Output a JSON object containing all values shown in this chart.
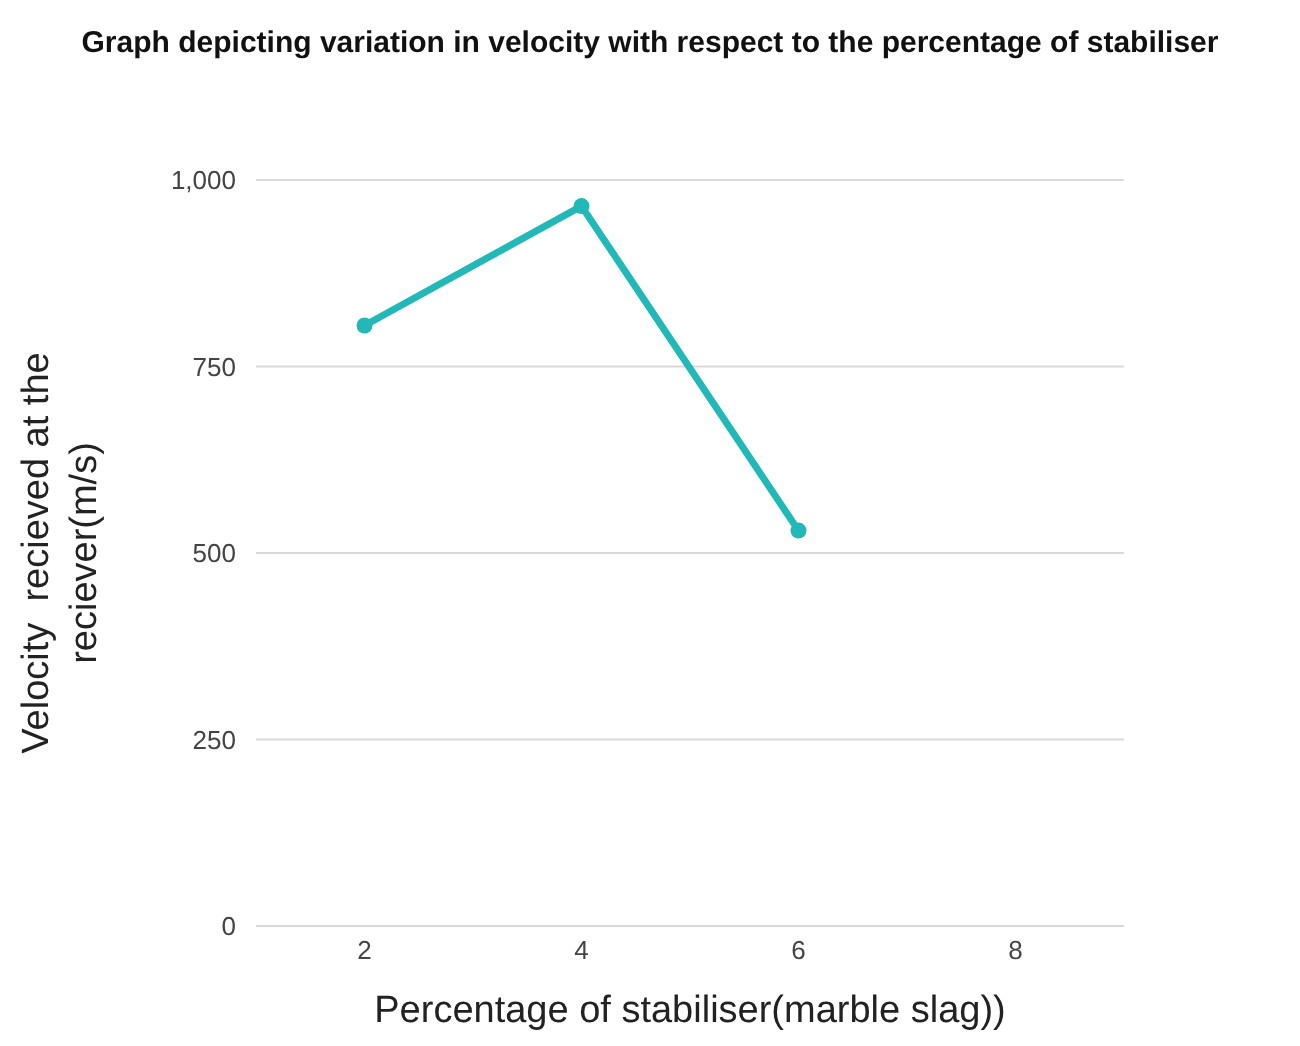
{
  "chart_data": {
    "type": "line",
    "title": "Graph depicting variation in velocity with respect to the percentage of stabiliser",
    "xlabel": "Percentage of stabiliser(marble slag))",
    "ylabel": "Velocity  recieved at the reciever(m/s)",
    "categories": [
      "2",
      "4",
      "6",
      "8"
    ],
    "series": [
      {
        "color": "#22b8b8",
        "values": [
          805,
          965,
          530,
          null
        ]
      }
    ],
    "ylim": [
      0,
      1000
    ],
    "yticks": [
      0,
      {
        "value": 250,
        "label": "250"
      },
      {
        "value": 500,
        "label": "500"
      },
      {
        "value": 750,
        "label": "750"
      },
      {
        "value": 1000,
        "label": "1,000"
      }
    ],
    "grid": "y",
    "marker": "circle",
    "line_style": "solid"
  }
}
———
**Task goal**
Say how many lines of the listing above contain "stabiliser", with no other words.

**Response to the exercise**
2